**Goal**
All of the material below is to be repeated exactly.

(Records from a collection of figures)
####################

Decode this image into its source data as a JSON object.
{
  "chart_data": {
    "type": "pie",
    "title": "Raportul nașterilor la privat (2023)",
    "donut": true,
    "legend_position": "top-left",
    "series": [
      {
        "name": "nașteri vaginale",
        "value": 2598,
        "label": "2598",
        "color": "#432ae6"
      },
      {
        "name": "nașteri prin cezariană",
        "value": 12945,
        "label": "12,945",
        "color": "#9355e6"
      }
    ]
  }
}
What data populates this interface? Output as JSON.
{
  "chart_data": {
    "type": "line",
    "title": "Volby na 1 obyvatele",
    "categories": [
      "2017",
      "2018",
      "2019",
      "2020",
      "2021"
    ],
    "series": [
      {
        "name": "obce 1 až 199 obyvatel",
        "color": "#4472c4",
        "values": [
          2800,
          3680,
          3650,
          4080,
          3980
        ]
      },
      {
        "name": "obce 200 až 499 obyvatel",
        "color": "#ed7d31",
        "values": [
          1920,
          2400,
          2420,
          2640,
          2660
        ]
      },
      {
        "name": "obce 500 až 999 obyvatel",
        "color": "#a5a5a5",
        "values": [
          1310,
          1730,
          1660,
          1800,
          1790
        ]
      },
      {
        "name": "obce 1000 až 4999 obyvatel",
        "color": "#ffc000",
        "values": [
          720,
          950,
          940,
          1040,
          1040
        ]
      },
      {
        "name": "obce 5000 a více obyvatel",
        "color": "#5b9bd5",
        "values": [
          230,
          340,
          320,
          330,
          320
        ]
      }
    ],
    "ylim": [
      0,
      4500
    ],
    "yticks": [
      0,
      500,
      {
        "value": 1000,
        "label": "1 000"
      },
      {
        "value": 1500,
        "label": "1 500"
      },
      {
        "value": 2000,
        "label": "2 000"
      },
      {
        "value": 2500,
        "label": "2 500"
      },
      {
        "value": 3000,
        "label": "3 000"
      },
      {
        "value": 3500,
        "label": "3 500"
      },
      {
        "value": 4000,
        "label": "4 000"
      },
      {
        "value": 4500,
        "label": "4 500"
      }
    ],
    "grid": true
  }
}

####################

**Solution to the problem**
Decode this image into its source data as a JSON object.
{
  "chart_data": {
    "type": "pie",
    "title": "Raportul nașterilor la privat (2023)",
    "donut": true,
    "legend_position": "top-left",
    "series": [
      {
        "name": "nașteri vaginale",
        "value": 2598,
        "label": "2598",
        "color": "#432ae6"
      },
      {
        "name": "nașteri prin cezariană",
        "value": 12945,
        "label": "12,945",
        "color": "#9355e6"
      }
    ]
  }
}
What data populates this interface? Output as JSON.
{
  "chart_data": {
    "type": "line",
    "title": "Volby na 1 obyvatele",
    "categories": [
      "2017",
      "2018",
      "2019",
      "2020",
      "2021"
    ],
    "series": [
      {
        "name": "obce 1 až 199 obyvatel",
        "color": "#4472c4",
        "values": [
          2800,
          3680,
          3650,
          4080,
          3980
        ]
      },
      {
        "name": "obce 200 až 499 obyvatel",
        "color": "#ed7d31",
        "values": [
          1920,
          2400,
          2420,
          2640,
          2660
        ]
      },
      {
        "name": "obce 500 až 999 obyvatel",
        "color": "#a5a5a5",
        "values": [
          1310,
          1730,
          1660,
          1800,
          1790
        ]
      },
      {
        "name": "obce 1000 až 4999 obyvatel",
        "color": "#ffc000",
        "values": [
          720,
          950,
          940,
          1040,
          1040
        ]
      },
      {
        "name": "obce 5000 a více obyvatel",
        "color": "#5b9bd5",
        "values": [
          230,
          340,
          320,
          330,
          320
        ]
      }
    ],
    "ylim": [
      0,
      4500
    ],
    "yticks": [
      0,
      500,
      {
        "value": 1000,
        "label": "1 000"
      },
      {
        "value": 1500,
        "label": "1 500"
      },
      {
        "value": 2000,
        "label": "2 000"
      },
      {
        "value": 2500,
        "label": "2 500"
      },
      {
        "value": 3000,
        "label": "3 000"
      },
      {
        "value": 3500,
        "label": "3 500"
      },
      {
        "value": 4000,
        "label": "4 000"
      },
      {
        "value": 4500,
        "label": "4 500"
      }
    ],
    "grid": true
  }
}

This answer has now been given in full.